══ MATERIAL FOR THE TASK ══

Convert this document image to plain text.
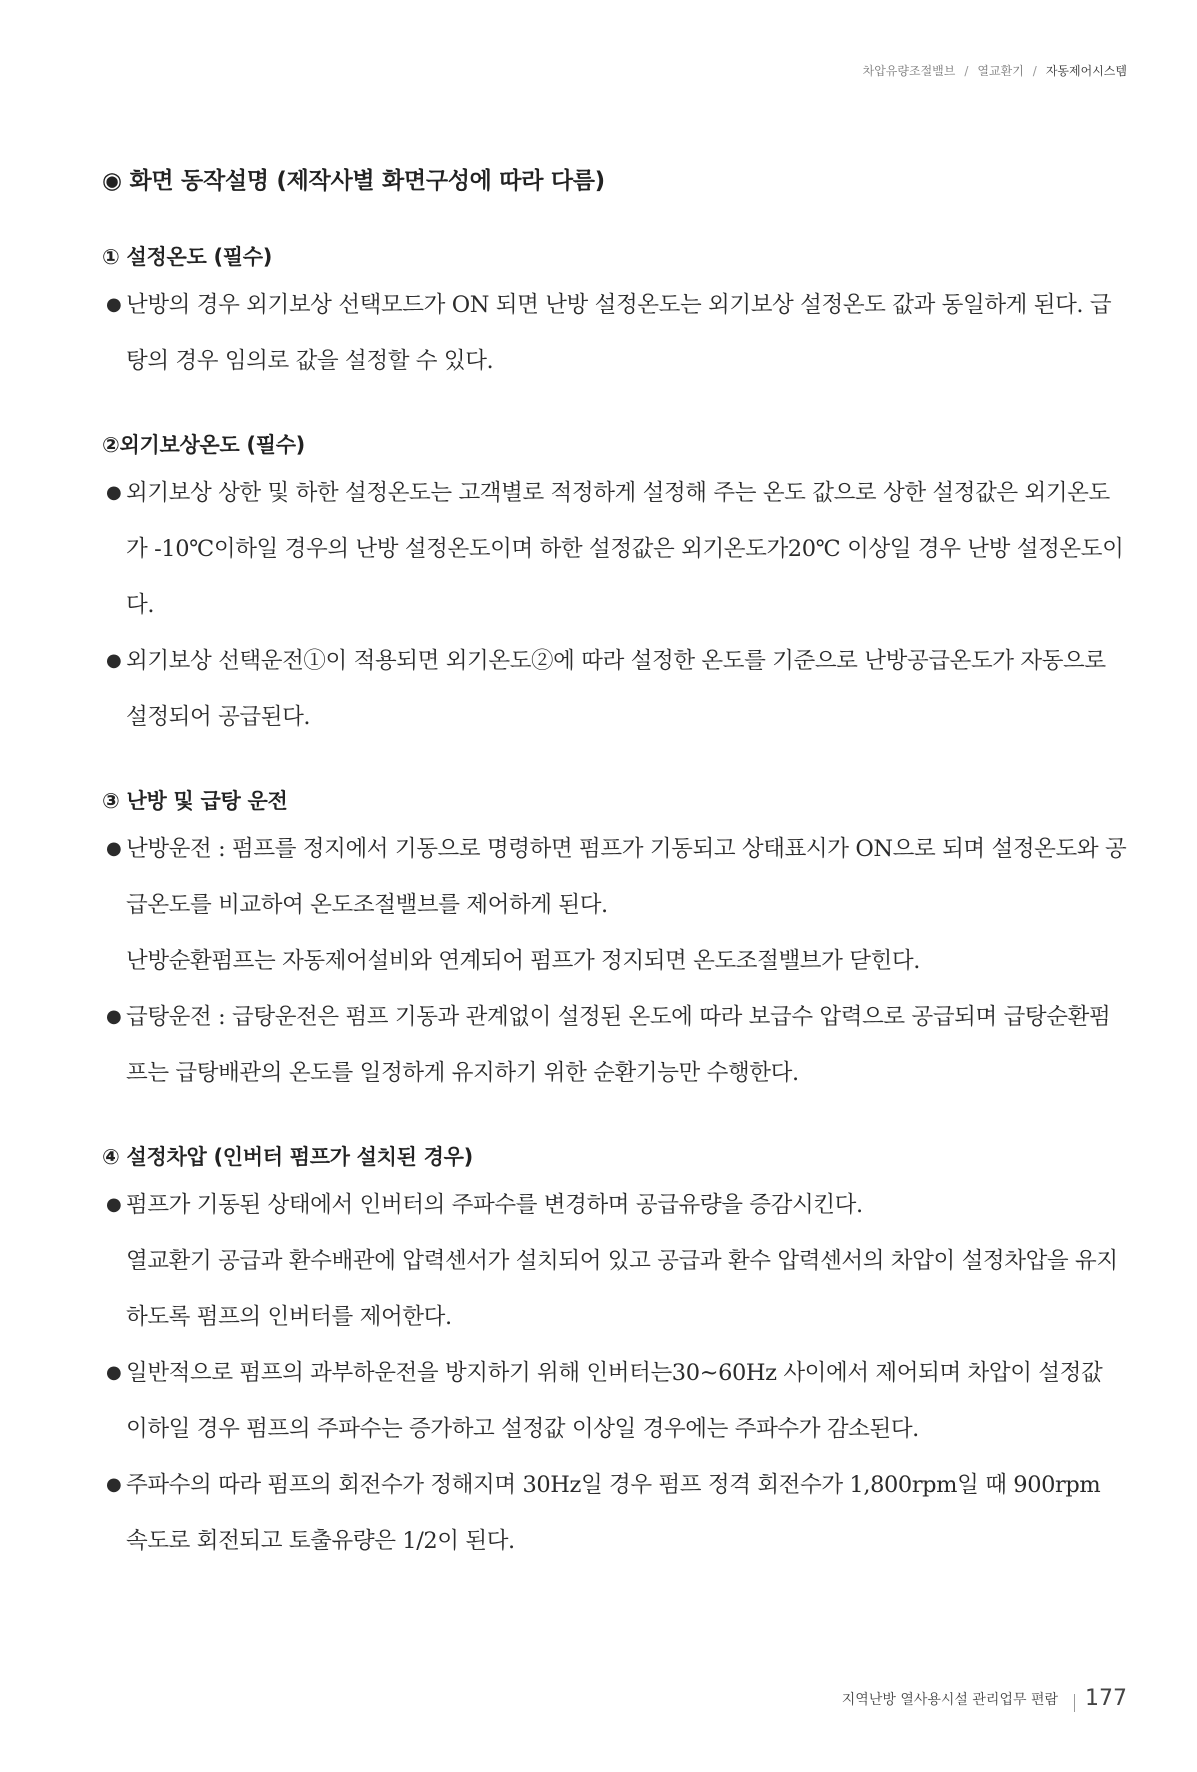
차압유량조절밸브 / 열교환기 / 자동제어시스템
◉ 화면 동작설명 (제작사별 화면구성에 따라 다름)
① 설정온도 (필수)
● 난방의 경우 외기보상 선택모드가 ON 되면 난방 설정온도는 외기보상 설정온도 값과 동일하게 된다. 급탕의 경우 임의로 값을 설정할 수 있다.
②외기보상온도 (필수)
● 외기보상 상한 및 하한 설정온도는 고객별로 적정하게 설정해 주는 온도 값으로 상한 설정값은 외기온도가 -10℃이하일 경우의 난방 설정온도이며 하한 설정값은 외기온도가20℃ 이상일 경우 난방 설정온도이다.
● 외기보상 선택운전①이 적용되면 외기온도②에 따라 설정한 온도를 기준으로 난방공급온도가 자동으로 설정되어 공급된다.
③ 난방 및 급탕 운전
● 난방운전 : 펌프를 정지에서 기동으로 명령하면 펌프가 기동되고 상태표시가 ON으로 되며 설정온도와 공급온도를 비교하여 온도조절밸브를 제어하게 된다.
난방순환펌프는 자동제어설비와 연계되어 펌프가 정지되면 온도조절밸브가 닫힌다.
● 급탕운전 : 급탕운전은 펌프 기동과 관계없이 설정된 온도에 따라 보급수 압력으로 공급되며 급탕순환펌프는 급탕배관의 온도를 일정하게 유지하기 위한 순환기능만 수행한다.
④ 설정차압 (인버터 펌프가 설치된 경우)
● 펌프가 기동된 상태에서 인버터의 주파수를 변경하며 공급유량을 증감시킨다.
열교환기 공급과 환수배관에 압력센서가 설치되어 있고 공급과 환수 압력센서의 차압이 설정차압을 유지하도록 펌프의 인버터를 제어한다.
● 일반적으로 펌프의 과부하운전을 방지하기 위해 인버터는30~60Hz 사이에서 제어되며 차압이 설정값 이하일 경우 펌프의 주파수는 증가하고 설정값 이상일 경우에는 주파수가 감소된다.
● 주파수의 따라 펌프의 회전수가 정해지며 30Hz일 경우 펌프 정격 회전수가 1,800rpm일 때 900rpm 속도로 회전되고 토출유량은 1/2이 된다.
지역난방 열사용시설 관리업무 편람 177
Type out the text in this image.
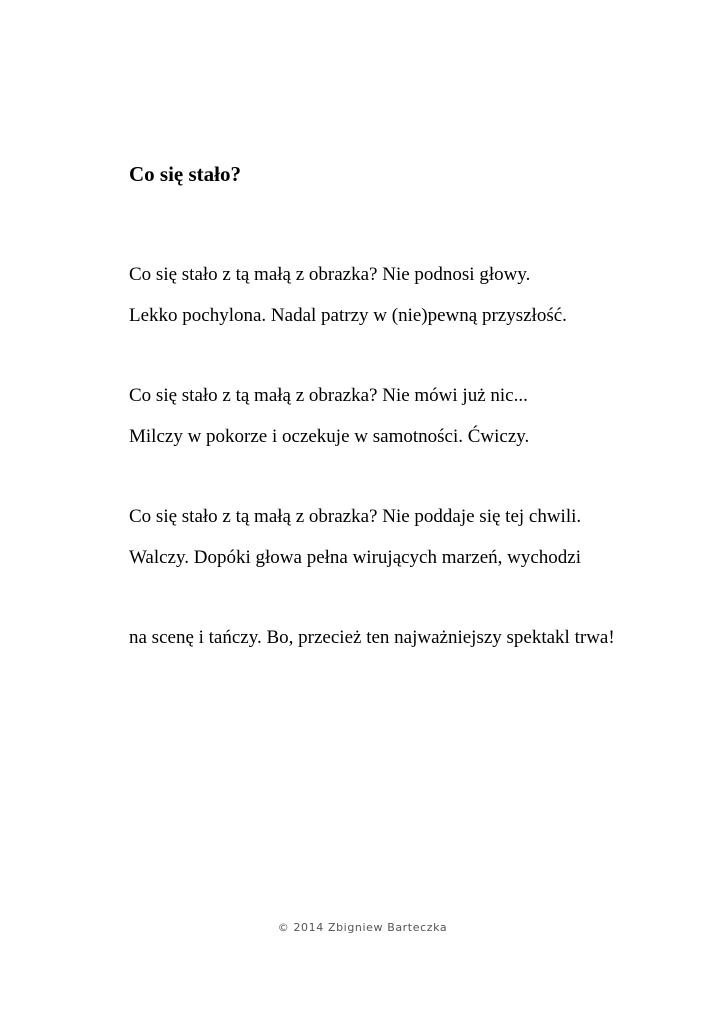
Co się stało?

Co się stało z tą małą z obrazka? Nie podnosi głowy.

Lekko pochylona. Nadal patrzy w (nie)pewną przyszłość.

Co się stało z tą małą z obrazka? Nie mówi już nic...

Milczy w pokorze i oczekuje w samotności. Ćwiczy.

Co się stało z tą małą z obrazka? Nie poddaje się tej chwili.

Walczy. Dopóki głowa pełna wirujących marzeń, wychodzi

na scenę i tańczy. Bo, przecież ten najważniejszy spektakl trwa!

© 2014 Zbigniew Barteczka
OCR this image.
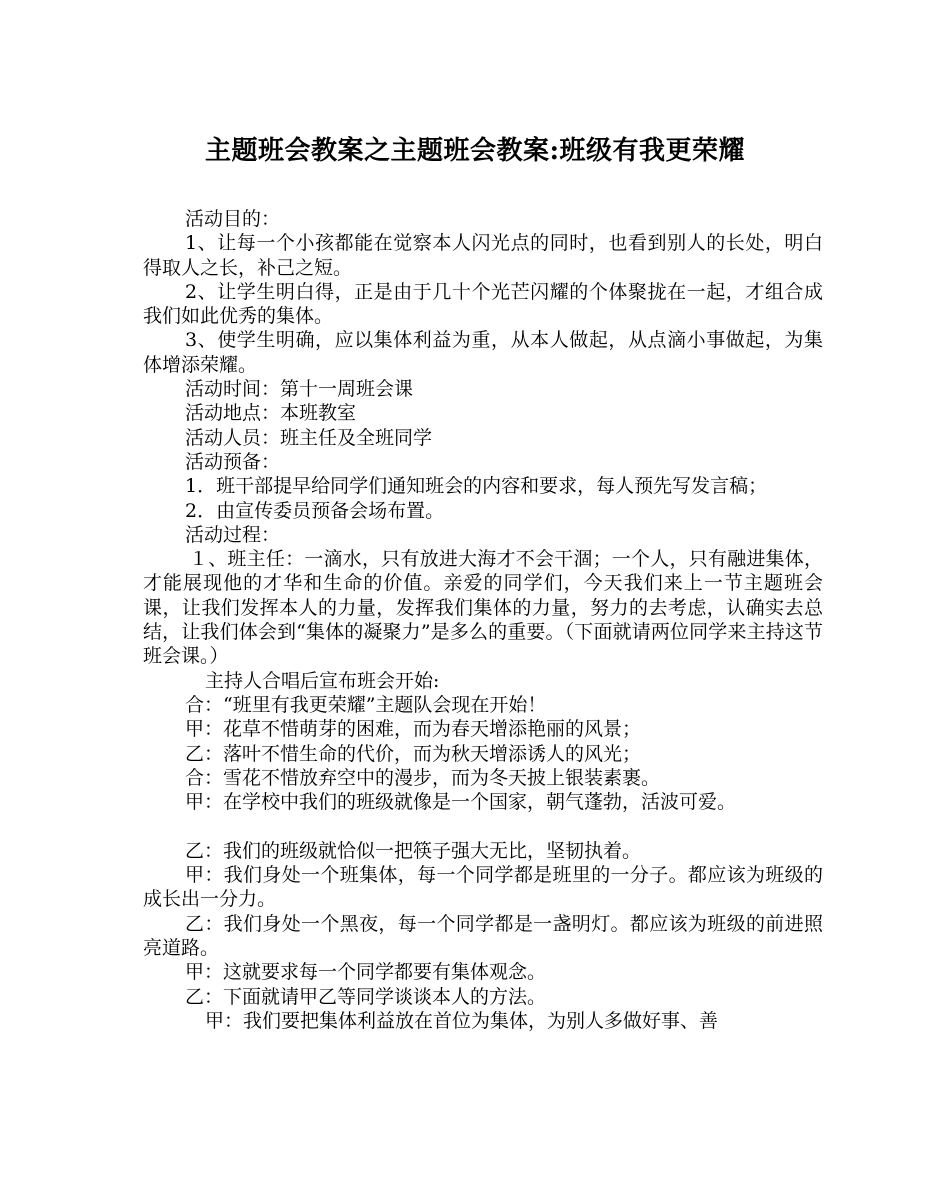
主题班会教案之主题班会教案:班级有我更荣耀

活动目的：

1、让每一个小孩都能在觉察本人闪光点的同时，也看到别人的长处，明白得取人之长，补己之短。

2、让学生明白得，正是由于几十个光芒闪耀的个体聚拢在一起，才组合成我们如此优秀的集体。

3、使学生明确，应以集体利益为重，从本人做起，从点滴小事做起，为集体增添荣耀。

活动时间：第十一周班会课

活动地点：本班教室

活动人员：班主任及全班同学

活动预备：

1．班干部提早给同学们通知班会的内容和要求，每人预先写发言稿；

2．由宣传委员预备会场布置。

活动过程：

１、班主任：一滴水，只有放进大海才不会干涸；一个人，只有融进集体，才能展现他的才华和生命的价值。亲爱的同学们，今天我们来上一节主题班会课，让我们发挥本人的力量，发挥我们集体的力量，努力的去考虑，认确实去总结，让我们体会到“集体的凝聚力”是多么的重要。（下面就请两位同学来主持这节班会课。）

主持人合唱后宣布班会开始:

合：“班里有我更荣耀”主题队会现在开始！

甲：花草不惜萌芽的困难，而为春天增添艳丽的风景；

乙：落叶不惜生命的代价，而为秋天增添诱人的风光；

合：雪花不惜放弃空中的漫步，而为冬天披上银装素裹。

甲：在学校中我们的班级就像是一个国家，朝气蓬勃，活波可爱。

乙：我们的班级就恰似一把筷子强大无比，坚韧执着。

甲：我们身处一个班集体，每一个同学都是班里的一分子。都应该为班级的成长出一分力。

乙：我们身处一个黑夜，每一个同学都是一盏明灯。都应该为班级的前进照亮道路。

甲：这就要求每一个同学都要有集体观念。

乙：下面就请甲乙等同学谈谈本人的方法。

甲：我们要把集体利益放在首位为集体，为别人多做好事、善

═══

◆ EXERCISE AIM ◆
Copy the entries above faithfully and omit every image.

◆ WRITTEN ANSWER ◆
Convert this document image to plain text.
차압유량조절밸브 / 열교환기 / 자동제어시스템
◉ 화면 동작설명 (제작사별 화면구성에 따라 다름)
① 설정온도 (필수)
● 난방의 경우 외기보상 선택모드가 ON 되면 난방 설정온도는 외기보상 설정온도 값과 동일하게 된다. 급탕의 경우 임의로 값을 설정할 수 있다.
②외기보상온도 (필수)
● 외기보상 상한 및 하한 설정온도는 고객별로 적정하게 설정해 주는 온도 값으로 상한 설정값은 외기온도가 -10℃이하일 경우의 난방 설정온도이며 하한 설정값은 외기온도가20℃ 이상일 경우 난방 설정온도이다.
● 외기보상 선택운전①이 적용되면 외기온도②에 따라 설정한 온도를 기준으로 난방공급온도가 자동으로 설정되어 공급된다.
③ 난방 및 급탕 운전
● 난방운전 : 펌프를 정지에서 기동으로 명령하면 펌프가 기동되고 상태표시가 ON으로 되며 설정온도와 공급온도를 비교하여 온도조절밸브를 제어하게 된다.
난방순환펌프는 자동제어설비와 연계되어 펌프가 정지되면 온도조절밸브가 닫힌다.
● 급탕운전 : 급탕운전은 펌프 기동과 관계없이 설정된 온도에 따라 보급수 압력으로 공급되며 급탕순환펌프는 급탕배관의 온도를 일정하게 유지하기 위한 순환기능만 수행한다.
④ 설정차압 (인버터 펌프가 설치된 경우)
● 펌프가 기동된 상태에서 인버터의 주파수를 변경하며 공급유량을 증감시킨다.
열교환기 공급과 환수배관에 압력센서가 설치되어 있고 공급과 환수 압력센서의 차압이 설정차압을 유지하도록 펌프의 인버터를 제어한다.
● 일반적으로 펌프의 과부하운전을 방지하기 위해 인버터는30~60Hz 사이에서 제어되며 차압이 설정값 이하일 경우 펌프의 주파수는 증가하고 설정값 이상일 경우에는 주파수가 감소된다.
● 주파수의 따라 펌프의 회전수가 정해지며 30Hz일 경우 펌프 정격 회전수가 1,800rpm일 때 900rpm 속도로 회전되고 토출유량은 1/2이 된다.
지역난방 열사용시설 관리업무 편람 177
Type out the text in this image.
Co się stało?

Co się stało z tą małą z obrazka? Nie podnosi głowy.

Lekko pochylona. Nadal patrzy w (nie)pewną przyszłość.

Co się stało z tą małą z obrazka? Nie mówi już nic...

Milczy w pokorze i oczekuje w samotności. Ćwiczy.

Co się stało z tą małą z obrazka? Nie poddaje się tej chwili.

Walczy. Dopóki głowa pełna wirujących marzeń, wychodzi

na scenę i tańczy. Bo, przecież ten najważniejszy spektakl trwa!

© 2014 Zbigniew Barteczka
OCR this image.
主题班会教案之主题班会教案:班级有我更荣耀

活动目的：

1、让每一个小孩都能在觉察本人闪光点的同时，也看到别人的长处，明白得取人之长，补己之短。

2、让学生明白得，正是由于几十个光芒闪耀的个体聚拢在一起，才组合成我们如此优秀的集体。

3、使学生明确，应以集体利益为重，从本人做起，从点滴小事做起，为集体增添荣耀。

活动时间：第十一周班会课

活动地点：本班教室

活动人员：班主任及全班同学

活动预备：

1．班干部提早给同学们通知班会的内容和要求，每人预先写发言稿；

2．由宣传委员预备会场布置。

活动过程：

１、班主任：一滴水，只有放进大海才不会干涸；一个人，只有融进集体，才能展现他的才华和生命的价值。亲爱的同学们，今天我们来上一节主题班会课，让我们发挥本人的力量，发挥我们集体的力量，努力的去考虑，认确实去总结，让我们体会到“集体的凝聚力”是多么的重要。（下面就请两位同学来主持这节班会课。）

主持人合唱后宣布班会开始:

合：“班里有我更荣耀”主题队会现在开始！

甲：花草不惜萌芽的困难，而为春天增添艳丽的风景；

乙：落叶不惜生命的代价，而为秋天增添诱人的风光；

合：雪花不惜放弃空中的漫步，而为冬天披上银装素裹。

甲：在学校中我们的班级就像是一个国家，朝气蓬勃，活波可爱。

乙：我们的班级就恰似一把筷子强大无比，坚韧执着。

甲：我们身处一个班集体，每一个同学都是班里的一分子。都应该为班级的成长出一分力。

乙：我们身处一个黑夜，每一个同学都是一盏明灯。都应该为班级的前进照亮道路。

甲：这就要求每一个同学都要有集体观念。

乙：下面就请甲乙等同学谈谈本人的方法。

甲：我们要把集体利益放在首位为集体，为别人多做好事、善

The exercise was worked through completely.